- _The problem_
Reproduce the listing below exactly. Pictures do not belong in the copy.
◆ ◆ ◆ ◆ ◆ ◆ ◆
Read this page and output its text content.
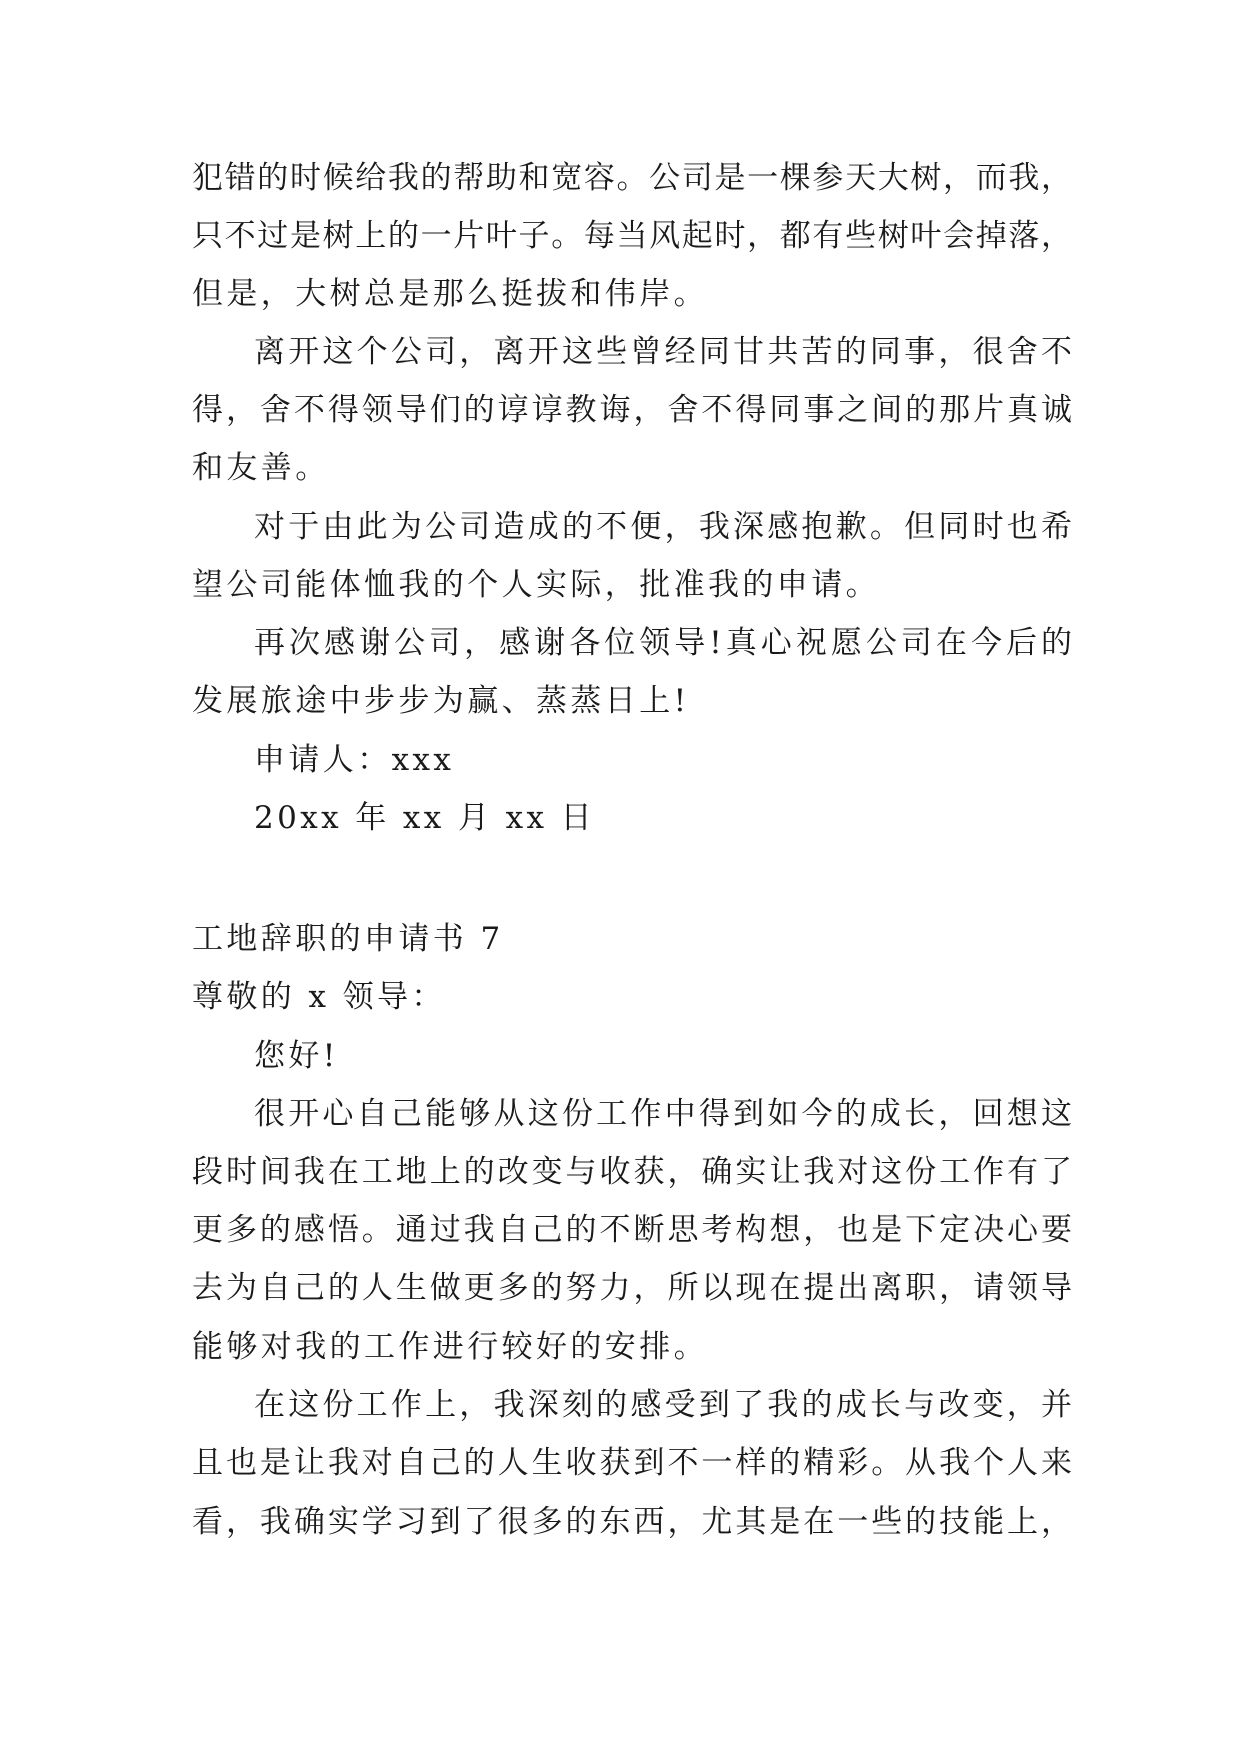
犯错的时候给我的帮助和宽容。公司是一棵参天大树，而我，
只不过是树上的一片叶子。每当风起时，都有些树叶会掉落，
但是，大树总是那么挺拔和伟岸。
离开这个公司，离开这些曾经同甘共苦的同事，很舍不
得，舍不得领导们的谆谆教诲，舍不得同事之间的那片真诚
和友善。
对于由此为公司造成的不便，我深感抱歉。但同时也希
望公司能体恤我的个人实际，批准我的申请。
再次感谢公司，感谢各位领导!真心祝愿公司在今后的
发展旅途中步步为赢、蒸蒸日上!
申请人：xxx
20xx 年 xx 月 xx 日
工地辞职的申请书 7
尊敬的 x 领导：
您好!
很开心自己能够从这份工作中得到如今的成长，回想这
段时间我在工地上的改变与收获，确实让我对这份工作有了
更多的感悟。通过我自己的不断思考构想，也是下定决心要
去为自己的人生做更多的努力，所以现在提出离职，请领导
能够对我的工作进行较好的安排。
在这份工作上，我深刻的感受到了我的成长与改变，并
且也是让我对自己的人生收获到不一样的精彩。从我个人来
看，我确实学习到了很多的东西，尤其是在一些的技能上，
◆ ◆ ◆ ◆ ◆ ◆ ◆
- _Output below_
Read this page and output its text content.
犯错的时候给我的帮助和宽容。公司是一棵参天大树，而我，
只不过是树上的一片叶子。每当风起时，都有些树叶会掉落，
但是，大树总是那么挺拔和伟岸。
离开这个公司，离开这些曾经同甘共苦的同事，很舍不
得，舍不得领导们的谆谆教诲，舍不得同事之间的那片真诚
和友善。
对于由此为公司造成的不便，我深感抱歉。但同时也希
望公司能体恤我的个人实际，批准我的申请。
再次感谢公司，感谢各位领导!真心祝愿公司在今后的
发展旅途中步步为赢、蒸蒸日上!
申请人：xxx
20xx 年 xx 月 xx 日
工地辞职的申请书 7
尊敬的 x 领导：
您好!
很开心自己能够从这份工作中得到如今的成长，回想这
段时间我在工地上的改变与收获，确实让我对这份工作有了
更多的感悟。通过我自己的不断思考构想，也是下定决心要
去为自己的人生做更多的努力，所以现在提出离职，请领导
能够对我的工作进行较好的安排。
在这份工作上，我深刻的感受到了我的成长与改变，并
且也是让我对自己的人生收获到不一样的精彩。从我个人来
看，我确实学习到了很多的东西，尤其是在一些的技能上，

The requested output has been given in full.